==== DATA FOR THIS EXERCISE ====

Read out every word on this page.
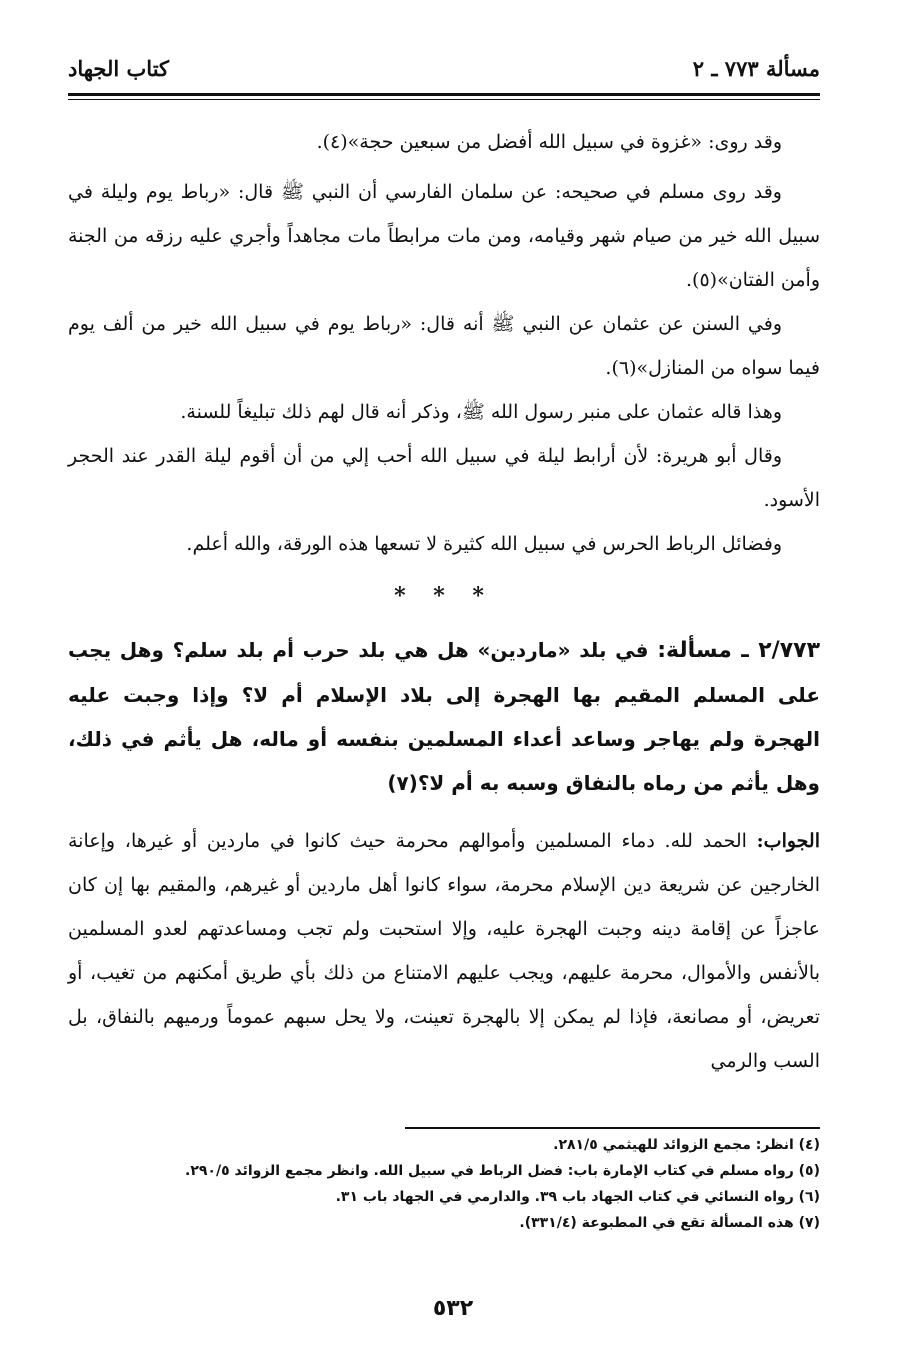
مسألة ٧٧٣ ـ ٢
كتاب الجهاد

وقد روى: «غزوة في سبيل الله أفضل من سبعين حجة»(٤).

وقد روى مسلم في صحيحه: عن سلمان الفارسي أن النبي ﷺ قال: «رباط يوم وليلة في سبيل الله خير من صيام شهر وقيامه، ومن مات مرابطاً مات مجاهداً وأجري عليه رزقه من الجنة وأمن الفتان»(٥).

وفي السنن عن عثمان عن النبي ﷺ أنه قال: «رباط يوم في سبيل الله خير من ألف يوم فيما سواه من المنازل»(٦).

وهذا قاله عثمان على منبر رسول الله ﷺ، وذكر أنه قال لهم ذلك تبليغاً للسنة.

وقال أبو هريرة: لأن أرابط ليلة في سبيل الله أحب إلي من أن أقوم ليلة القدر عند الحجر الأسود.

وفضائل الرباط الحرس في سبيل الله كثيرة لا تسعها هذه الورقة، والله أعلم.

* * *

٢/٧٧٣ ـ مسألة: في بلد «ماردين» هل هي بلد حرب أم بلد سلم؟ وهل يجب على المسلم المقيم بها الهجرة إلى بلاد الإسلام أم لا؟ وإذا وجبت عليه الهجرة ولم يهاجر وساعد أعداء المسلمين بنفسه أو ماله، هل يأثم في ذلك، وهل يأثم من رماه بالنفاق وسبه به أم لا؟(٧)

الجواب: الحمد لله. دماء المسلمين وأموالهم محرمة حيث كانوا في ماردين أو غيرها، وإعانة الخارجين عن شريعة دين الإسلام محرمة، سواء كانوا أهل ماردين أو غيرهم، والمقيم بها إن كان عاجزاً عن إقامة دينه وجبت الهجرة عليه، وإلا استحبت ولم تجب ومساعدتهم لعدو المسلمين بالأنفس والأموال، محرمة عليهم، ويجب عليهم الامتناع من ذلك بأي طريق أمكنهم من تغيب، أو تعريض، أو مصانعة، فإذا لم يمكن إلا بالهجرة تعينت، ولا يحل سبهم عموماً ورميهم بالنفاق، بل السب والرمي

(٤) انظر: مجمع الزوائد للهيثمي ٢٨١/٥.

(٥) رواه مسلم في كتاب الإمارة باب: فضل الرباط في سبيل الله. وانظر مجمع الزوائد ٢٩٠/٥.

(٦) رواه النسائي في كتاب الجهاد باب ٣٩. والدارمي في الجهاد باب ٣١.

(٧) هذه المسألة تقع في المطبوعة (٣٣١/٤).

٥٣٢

====

● **SET EXERCISE**
Using the material above, return every line exactly as it appears, minus the pictures.

● **COMPLETE OUTPUT**
Read out every word on this page.
مسألة ٧٧٣ ـ ٢
كتاب الجهاد

وقد روى: «غزوة في سبيل الله أفضل من سبعين حجة»(٤).

وقد روى مسلم في صحيحه: عن سلمان الفارسي أن النبي ﷺ قال: «رباط يوم وليلة في سبيل الله خير من صيام شهر وقيامه، ومن مات مرابطاً مات مجاهداً وأجري عليه رزقه من الجنة وأمن الفتان»(٥).

وفي السنن عن عثمان عن النبي ﷺ أنه قال: «رباط يوم في سبيل الله خير من ألف يوم فيما سواه من المنازل»(٦).

وهذا قاله عثمان على منبر رسول الله ﷺ، وذكر أنه قال لهم ذلك تبليغاً للسنة.

وقال أبو هريرة: لأن أرابط ليلة في سبيل الله أحب إلي من أن أقوم ليلة القدر عند الحجر الأسود.

وفضائل الرباط الحرس في سبيل الله كثيرة لا تسعها هذه الورقة، والله أعلم.

* * *

٢/٧٧٣ ـ مسألة: في بلد «ماردين» هل هي بلد حرب أم بلد سلم؟ وهل يجب على المسلم المقيم بها الهجرة إلى بلاد الإسلام أم لا؟ وإذا وجبت عليه الهجرة ولم يهاجر وساعد أعداء المسلمين بنفسه أو ماله، هل يأثم في ذلك، وهل يأثم من رماه بالنفاق وسبه به أم لا؟(٧)

الجواب: الحمد لله. دماء المسلمين وأموالهم محرمة حيث كانوا في ماردين أو غيرها، وإعانة الخارجين عن شريعة دين الإسلام محرمة، سواء كانوا أهل ماردين أو غيرهم، والمقيم بها إن كان عاجزاً عن إقامة دينه وجبت الهجرة عليه، وإلا استحبت ولم تجب ومساعدتهم لعدو المسلمين بالأنفس والأموال، محرمة عليهم، ويجب عليهم الامتناع من ذلك بأي طريق أمكنهم من تغيب، أو تعريض، أو مصانعة، فإذا لم يمكن إلا بالهجرة تعينت، ولا يحل سبهم عموماً ورميهم بالنفاق، بل السب والرمي

(٤) انظر: مجمع الزوائد للهيثمي ٢٨١/٥.

(٥) رواه مسلم في كتاب الإمارة باب: فضل الرباط في سبيل الله. وانظر مجمع الزوائد ٢٩٠/٥.

(٦) رواه النسائي في كتاب الجهاد باب ٣٩. والدارمي في الجهاد باب ٣١.

(٧) هذه المسألة تقع في المطبوعة (٣٣١/٤).

٥٣٢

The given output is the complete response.